** begin Given entries **
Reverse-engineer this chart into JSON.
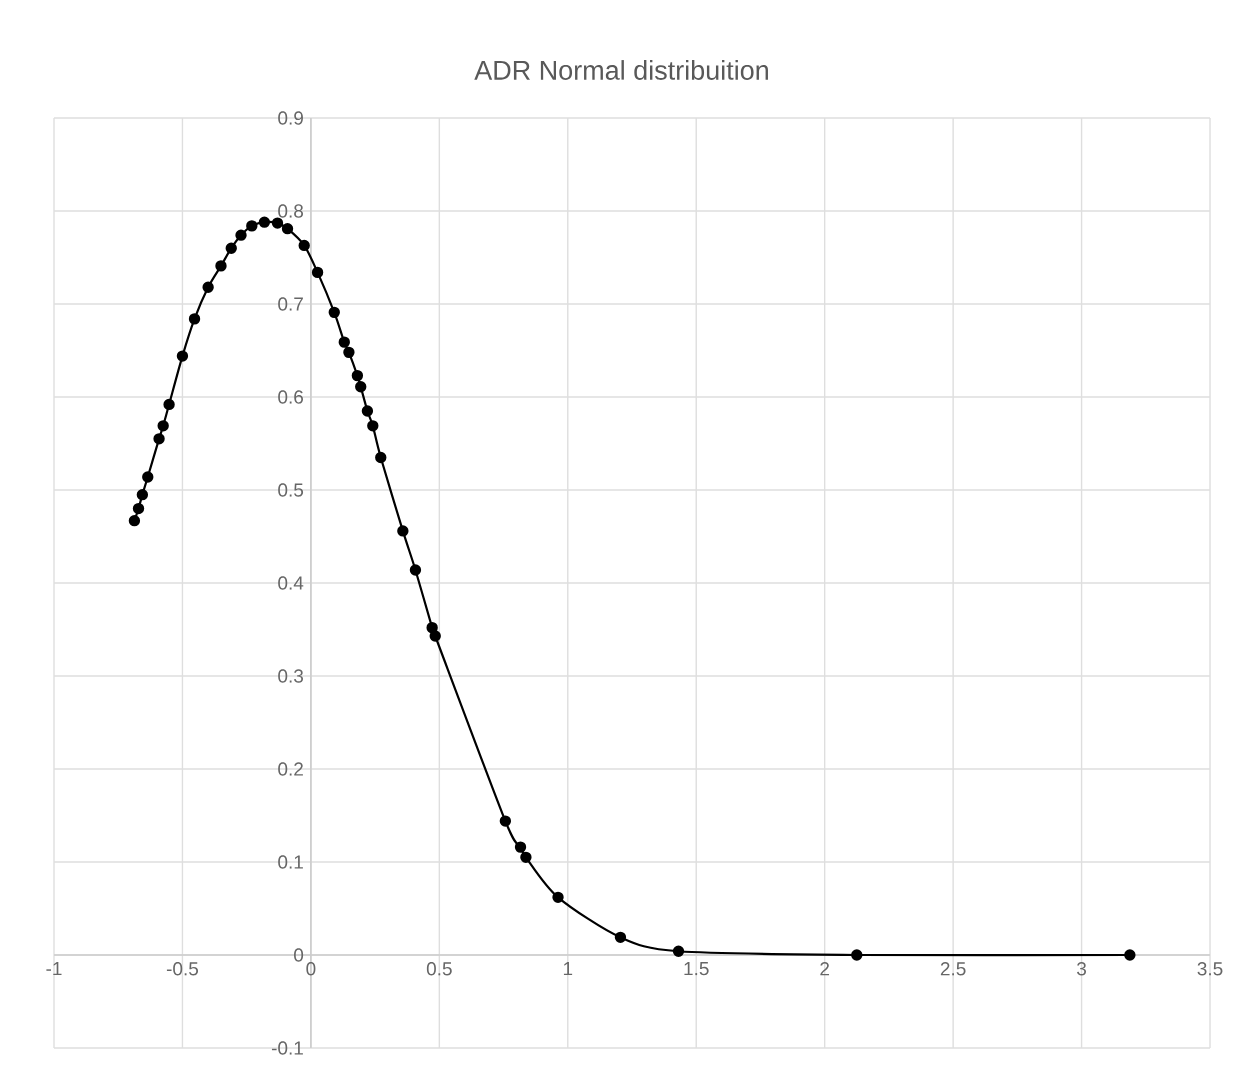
{
  "chart_data": {
    "type": "line",
    "title": "ADR Normal distribuition",
    "x": [
      -0.687,
      -0.671,
      -0.656,
      -0.635,
      -0.591,
      -0.575,
      -0.552,
      -0.5,
      -0.453,
      -0.4,
      -0.35,
      -0.31,
      -0.272,
      -0.23,
      -0.181,
      -0.13,
      -0.091,
      -0.026,
      0.026,
      0.091,
      0.13,
      0.148,
      0.181,
      0.194,
      0.22,
      0.241,
      0.272,
      0.358,
      0.407,
      0.472,
      0.484,
      0.757,
      0.816,
      0.837,
      0.962,
      1.205,
      1.431,
      2.125,
      3.188
    ],
    "series": [
      {
        "color": "#000000",
        "values": [
          0.467,
          0.48,
          0.495,
          0.514,
          0.555,
          0.569,
          0.592,
          0.644,
          0.684,
          0.718,
          0.741,
          0.76,
          0.774,
          0.784,
          0.788,
          0.787,
          0.781,
          0.763,
          0.734,
          0.691,
          0.659,
          0.648,
          0.623,
          0.611,
          0.585,
          0.569,
          0.535,
          0.456,
          0.414,
          0.352,
          0.343,
          0.144,
          0.116,
          0.105,
          0.062,
          0.019,
          0.004,
          0,
          0
        ]
      }
    ],
    "xlim": [
      -1,
      3.5
    ],
    "ylim": [
      -0.1,
      0.9
    ],
    "xticks": [
      -1,
      -0.5,
      0,
      0.5,
      1,
      1.5,
      2,
      2.5,
      3,
      3.5
    ],
    "yticks": [
      -0.1,
      0,
      0.1,
      0.2,
      0.3,
      0.4,
      0.5,
      0.6,
      0.7,
      0.8,
      0.9
    ],
    "grid": true,
    "marker": "circle",
    "line_style": "solid"
  }
}
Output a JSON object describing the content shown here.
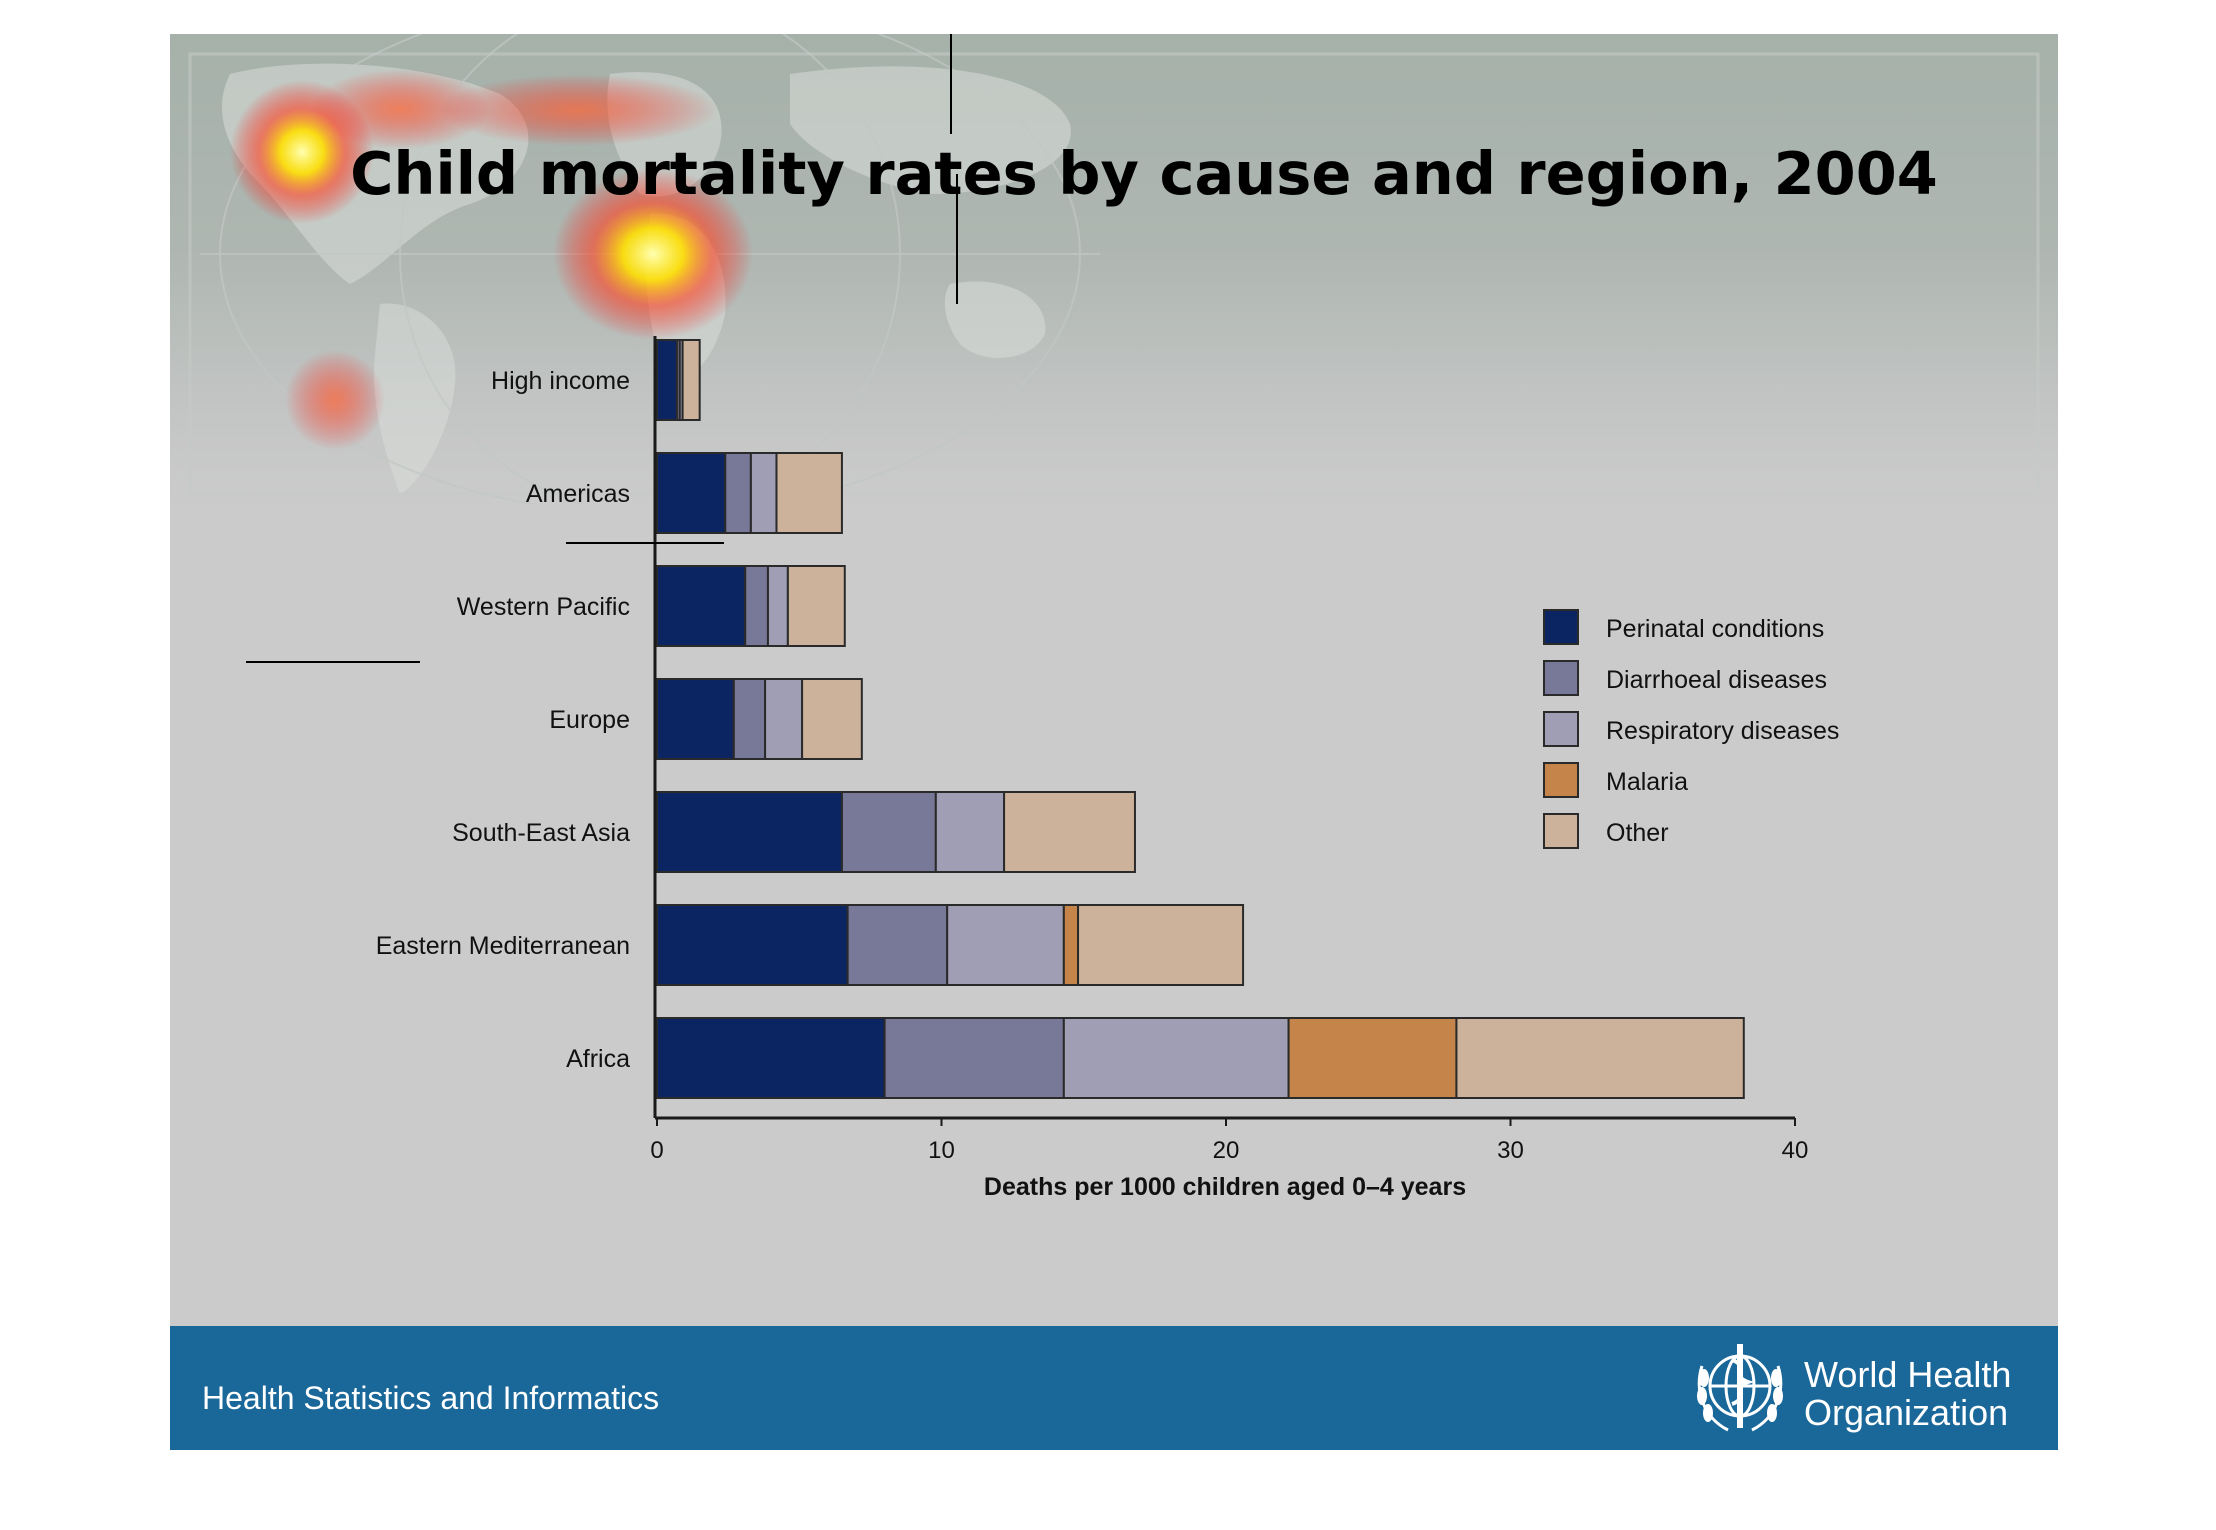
** end Given entries **
# Exercise prompt:
Without the images, write out each line of the data verbatim.

# Exercise solution:
Reverse-engineer this chart into JSON.
{
  "chart_data": {
    "type": "line",
    "title": "ADR Normal distribuition",
    "x": [
      -0.687,
      -0.671,
      -0.656,
      -0.635,
      -0.591,
      -0.575,
      -0.552,
      -0.5,
      -0.453,
      -0.4,
      -0.35,
      -0.31,
      -0.272,
      -0.23,
      -0.181,
      -0.13,
      -0.091,
      -0.026,
      0.026,
      0.091,
      0.13,
      0.148,
      0.181,
      0.194,
      0.22,
      0.241,
      0.272,
      0.358,
      0.407,
      0.472,
      0.484,
      0.757,
      0.816,
      0.837,
      0.962,
      1.205,
      1.431,
      2.125,
      3.188
    ],
    "series": [
      {
        "color": "#000000",
        "values": [
          0.467,
          0.48,
          0.495,
          0.514,
          0.555,
          0.569,
          0.592,
          0.644,
          0.684,
          0.718,
          0.741,
          0.76,
          0.774,
          0.784,
          0.788,
          0.787,
          0.781,
          0.763,
          0.734,
          0.691,
          0.659,
          0.648,
          0.623,
          0.611,
          0.585,
          0.569,
          0.535,
          0.456,
          0.414,
          0.352,
          0.343,
          0.144,
          0.116,
          0.105,
          0.062,
          0.019,
          0.004,
          0,
          0
        ]
      }
    ],
    "xlim": [
      -1,
      3.5
    ],
    "ylim": [
      -0.1,
      0.9
    ],
    "xticks": [
      -1,
      -0.5,
      0,
      0.5,
      1,
      1.5,
      2,
      2.5,
      3,
      3.5
    ],
    "yticks": [
      -0.1,
      0,
      0.1,
      0.2,
      0.3,
      0.4,
      0.5,
      0.6,
      0.7,
      0.8,
      0.9
    ],
    "grid": true,
    "marker": "circle",
    "line_style": "solid"
  }
}
Output a JSON object describing the content shown here.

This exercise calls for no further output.